"""
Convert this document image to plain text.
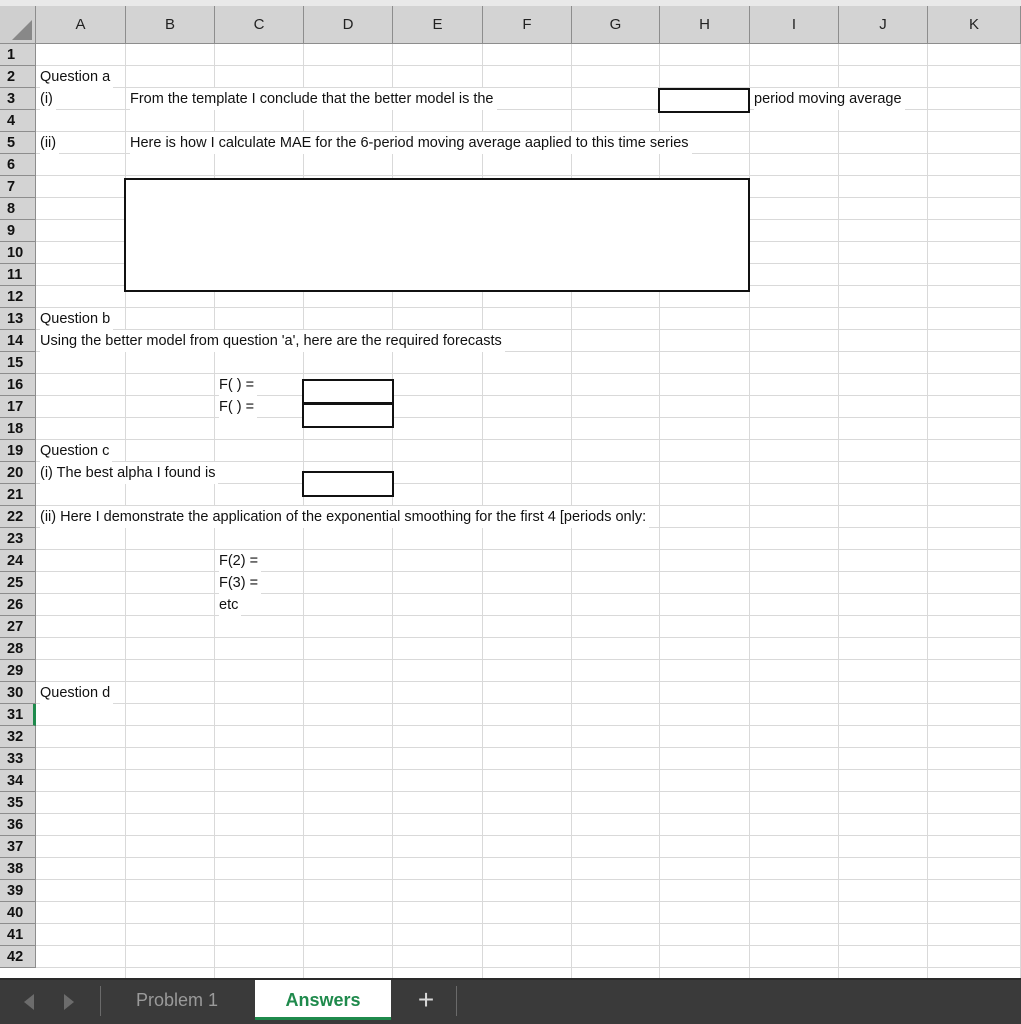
A	B	C	D	E	F	G	H	I	J	K
1
2
3
4
5
6
7
8
9
10
11
12
13
14
15
16
17
18
19
20
21
22
23
24
25
26
27
28
29
30
31
32
33
34
35
36
37
38
39
40
41
42
Question a
(i)	From the template I conclude that the better model is the	period moving average
(ii)	Here is how I calculate MAE for the 6-period moving average aaplied to this time series
Question b
Using the better model from question 'a', here are the required forecasts
F( ) =
F( ) =
Question c
(i) The best alpha I found is
(ii) Here I demonstrate the application of the exponential smoothing for the first 4 [periods only:
F(2) =
F(3) =
etc
Question d
Problem 1	Answers	+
"""
## Written problem
Copy each line above containing the string "better".

## Exercise result
(i)	From the template I conclude that the better model is the	period moving average
Using the better model from question 'a', here are the required forecasts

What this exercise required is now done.